Please rewrite the records from the line that has "- legend-swatch: [803, 176, 826, 197]" through the line that has "- slice-name: Elite: [299, 375, 337, 395]", replacing "legend-swatch" with "legend-marker" and leaving everything else as it is.

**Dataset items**
+===+
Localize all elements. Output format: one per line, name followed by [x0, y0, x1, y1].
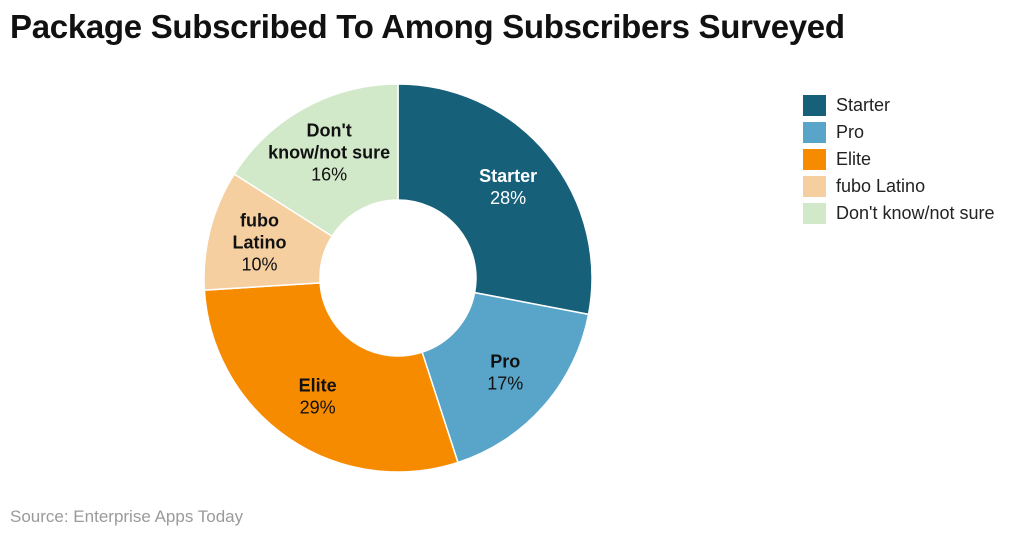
- legend-swatch: [803, 176, 826, 197]
- legend-label: Starter: [836, 95, 891, 115]
- slice-elite: [203, 282, 459, 473]
- slice-value: 10%: [241, 254, 277, 274]
- legend-label: Don't know/not sure: [836, 203, 995, 223]
- legend-swatch: [803, 203, 826, 224]
- chart-title: Package Subscribed To Among Subscribers …: [10, 8, 845, 45]
- legend-item-elite: Elite: [803, 146, 995, 173]
- slice-name: Latino: [232, 232, 286, 252]
- legend: Starter Pro Elite fubo Latino Don't know/not…: [803, 92, 995, 227]
- legend-label: fubo Latino: [836, 176, 926, 196]
- slice-value: 29%: [300, 397, 336, 417]
- slice-name: Pro: [490, 352, 520, 372]
- legend-swatch: [803, 122, 826, 143]
- legend-item-fubo-latino: fubo Latino: [803, 173, 995, 200]
- slice-name: Elite: [299, 375, 337, 395]
- legend-label: Elite: [836, 149, 872, 169]
- slice-label-don-t-know-not-sure: Don't know/not sure 16%: [268, 121, 390, 185]
- slice-label-pro: Pro 17%: [487, 352, 523, 394]
- slice-value: 16%: [311, 165, 347, 185]
- slice-name: know/not sure: [268, 143, 390, 163]
- slice-name: fubo: [240, 210, 279, 230]
- slice-starter: [397, 83, 593, 316]
- slice-label-elite: Elite 29%: [299, 375, 337, 417]
- legend-swatch: [803, 95, 826, 116]
- legend-item-starter: Starter: [803, 92, 995, 119]
- legend-item-pro: Pro: [803, 119, 995, 146]
- slice-label-starter: Starter 28%: [479, 166, 537, 208]
- slice-name: Don't: [306, 121, 351, 141]
- legend-swatch: [803, 149, 826, 170]
- slice-pro: [421, 291, 590, 464]
- source-note: Source: Enterprise Apps Today: [10, 507, 244, 526]
- donut-slices: [203, 83, 593, 473]
- legend-label: Pro: [836, 122, 865, 142]
- legend-item-don-t-know-not-sure: Don't know/not sure: [803, 200, 995, 227]
- slice-label-fubo-latino: fubo Latino 10%: [232, 210, 286, 274]
- slice-value: 28%: [490, 188, 526, 208]
- donut-slice-labels: Starter 28% Pro 17% Elite 29% fubo Latino 10% Don…: [232, 121, 537, 418]
- slice-name: Starter: [479, 166, 537, 186]
- slice-don-t-know-not-sure: [233, 83, 399, 238]
- slice-value: 17%: [487, 374, 523, 394]
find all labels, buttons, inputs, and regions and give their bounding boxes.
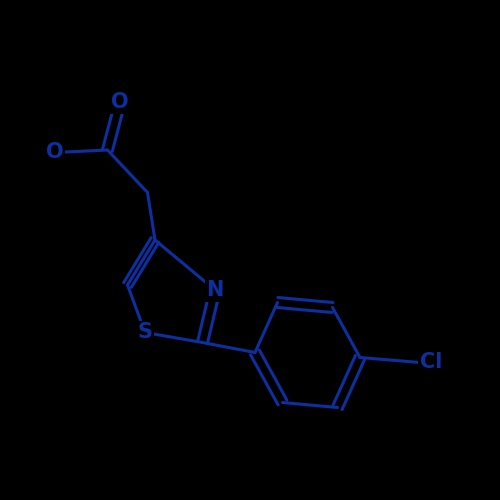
Text: N: N [206, 280, 224, 300]
Text: O: O [46, 142, 64, 163]
Text: Cl: Cl [420, 352, 442, 372]
Text: S: S [138, 322, 152, 342]
Text: O: O [111, 92, 129, 112]
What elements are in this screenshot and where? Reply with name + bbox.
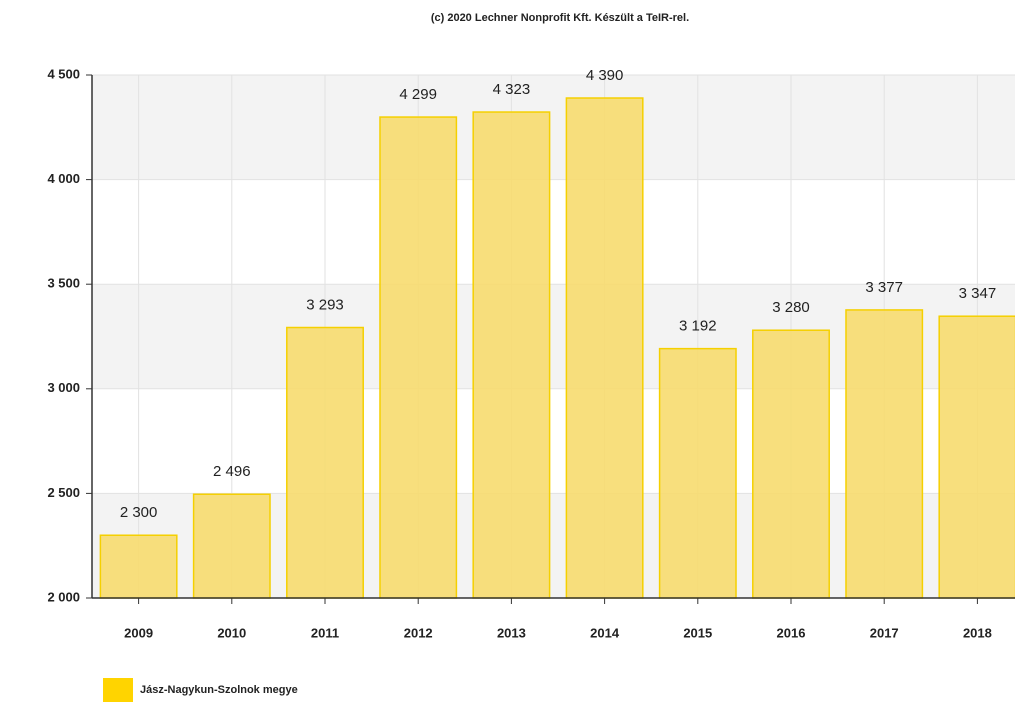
x-tick-label: 2015 [683,625,712,640]
data-label: 2 496 [213,463,251,480]
bar [752,329,830,599]
y-tick-label: 2 500 [47,485,80,500]
grid-band [92,75,1015,180]
y-tick-label: 2 000 [47,589,80,604]
x-tick-label: 2014 [590,625,620,640]
x-tick-label: 2011 [311,625,339,640]
data-label: 4 390 [586,67,624,84]
bar [99,534,178,599]
bar [845,309,924,599]
x-tick-label: 2017 [870,625,899,640]
bar [658,347,737,599]
bar [192,493,271,599]
data-label: 2 300 [120,504,158,521]
bar [565,97,644,599]
x-tick-label: 2016 [777,625,806,640]
y-tick-label: 3 000 [47,380,80,395]
x-tick-label: 2010 [217,625,246,640]
data-label: 4 323 [493,81,531,98]
data-label: 3 293 [306,296,344,313]
data-label: 3 347 [959,285,997,302]
data-label: 3 192 [679,318,717,335]
bar [472,111,551,599]
bar [286,326,364,599]
y-tick-label: 4 500 [47,66,80,81]
x-tick-label: 2012 [404,625,433,640]
legend-label: Jász-Nagykun-Szolnok megye [140,684,298,696]
data-label: 4 299 [399,86,437,103]
x-tick-label: 2009 [124,625,153,640]
bar [379,116,458,599]
y-tick-label: 3 500 [47,276,80,291]
y-tick-label: 4 000 [47,171,80,186]
chart-title: (c) 2020 Lechner Nonprofit Kft. Készült … [431,12,689,24]
bar [938,315,1015,599]
legend-swatch [103,678,133,702]
data-label: 3 280 [772,299,810,316]
x-tick-label: 2013 [497,625,526,640]
x-tick-label: 2018 [963,625,992,640]
data-label: 3 377 [865,279,903,296]
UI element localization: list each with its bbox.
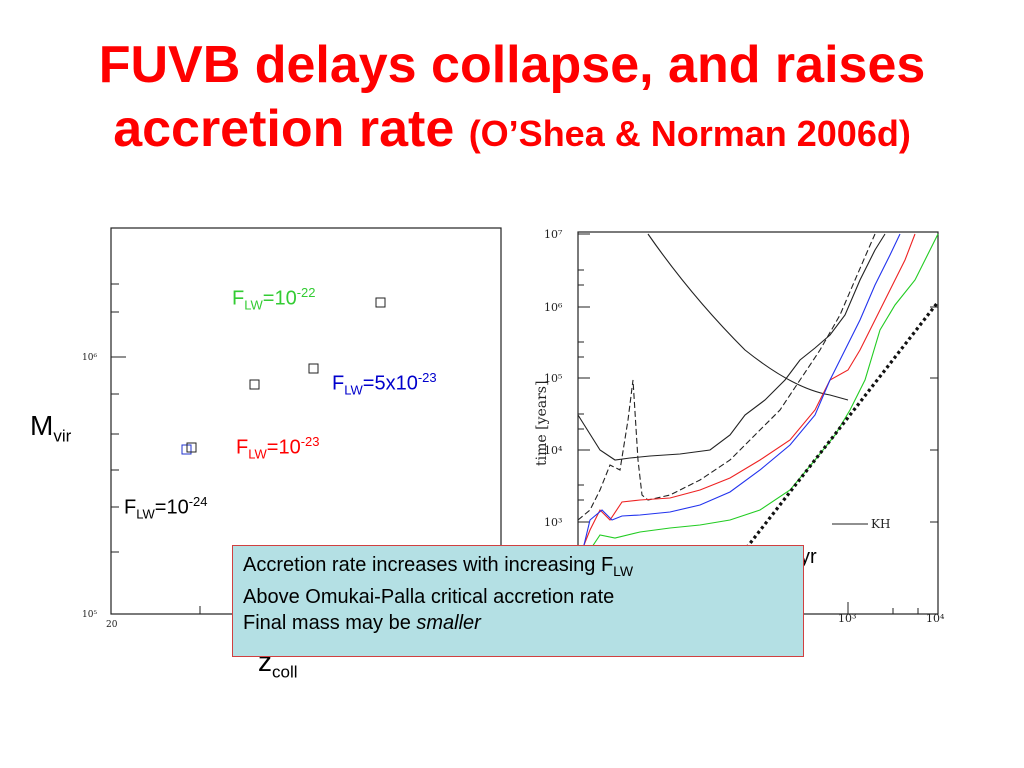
slide-title: FUVB delays collapse, and raises (0, 34, 1024, 96)
annotation-flw-1e-22: FLW=10-22 (232, 285, 316, 313)
slide-title-line-2: accretion rate (O’Shea & Norman 2006d) (0, 98, 1024, 165)
right-x-tick-1e4: 10⁴ (926, 612, 945, 625)
annotation-flw-1e-23: FLW=10-23 (236, 434, 320, 462)
legend-kh-label: KH (871, 517, 890, 531)
right-y-tick-1e4: 10⁴ (544, 444, 563, 457)
curve-green (577, 233, 939, 591)
callout-box: Accretion rate increases with increasing… (232, 545, 804, 657)
left-x-tick-left: 20 (106, 620, 118, 630)
curve-red (577, 233, 916, 561)
left-y-tick-bottom: 10⁵ (82, 610, 97, 620)
callout-line-3: Final mass may be smaller (243, 612, 481, 634)
curve-black-dashed (577, 233, 876, 521)
data-point (186, 442, 197, 453)
data-point (375, 297, 386, 308)
legend-partial-label: yr (800, 546, 817, 568)
curve-blue (577, 233, 901, 571)
curve-black-solid (577, 233, 886, 461)
title-line-1: FUVB delays collapse, and raises (98, 36, 926, 94)
callout-line-2: Above Omukai-Palla critical accretion ra… (243, 586, 615, 608)
annotation-flw-5e-23: FLW=5x10-23 (332, 370, 437, 398)
curve-kh (647, 233, 849, 401)
right-x-tick-1e3: 10³ (838, 612, 856, 625)
right-y-tick-1e5: 10⁵ (544, 372, 562, 385)
left-y-tick-top: 10⁶ (82, 353, 97, 363)
data-point (308, 363, 319, 374)
right-y-axis-label: time [years] (534, 381, 550, 466)
data-point (249, 379, 260, 390)
title-reference: (O’Shea & Norman 2006d) (468, 113, 911, 154)
right-y-tick-1e3: 10³ (544, 516, 562, 529)
annotation-flw-1e-24: FLW=10-24 (124, 494, 208, 522)
left-y-axis-label: Mvir (30, 410, 72, 446)
title-line-2: accretion rate (113, 100, 455, 158)
callout-line-1: Accretion rate increases with increasing… (243, 554, 634, 579)
right-y-tick-1e6: 10⁶ (544, 301, 563, 314)
right-y-tick-1e7: 10⁷ (544, 228, 563, 241)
+===+
**RESPONSE BELOW**
- legend-marker: [803, 176, 826, 197]
- legend-label: Starter: [836, 95, 891, 115]
- slice-elite: [203, 282, 459, 473]
- slice-value: 10%: [241, 254, 277, 274]
- legend-label: Don't know/not sure: [836, 203, 995, 223]
- legend-marker: [803, 203, 826, 224]
- chart-title: Package Subscribed To Among Subscribers …: [10, 8, 845, 45]
- legend-item-elite: Elite: [803, 146, 995, 173]
- slice-name: Latino: [232, 232, 286, 252]
- legend: Starter Pro Elite fubo Latino Don't know/not…: [803, 92, 995, 227]
- legend-label: fubo Latino: [836, 176, 926, 196]
- slice-value: 29%: [300, 397, 336, 417]
- slice-name: Pro: [490, 352, 520, 372]
- legend-marker: [803, 122, 826, 143]
- legend-item-fubo-latino: fubo Latino: [803, 173, 995, 200]
- slice-name: Elite: [299, 375, 337, 395]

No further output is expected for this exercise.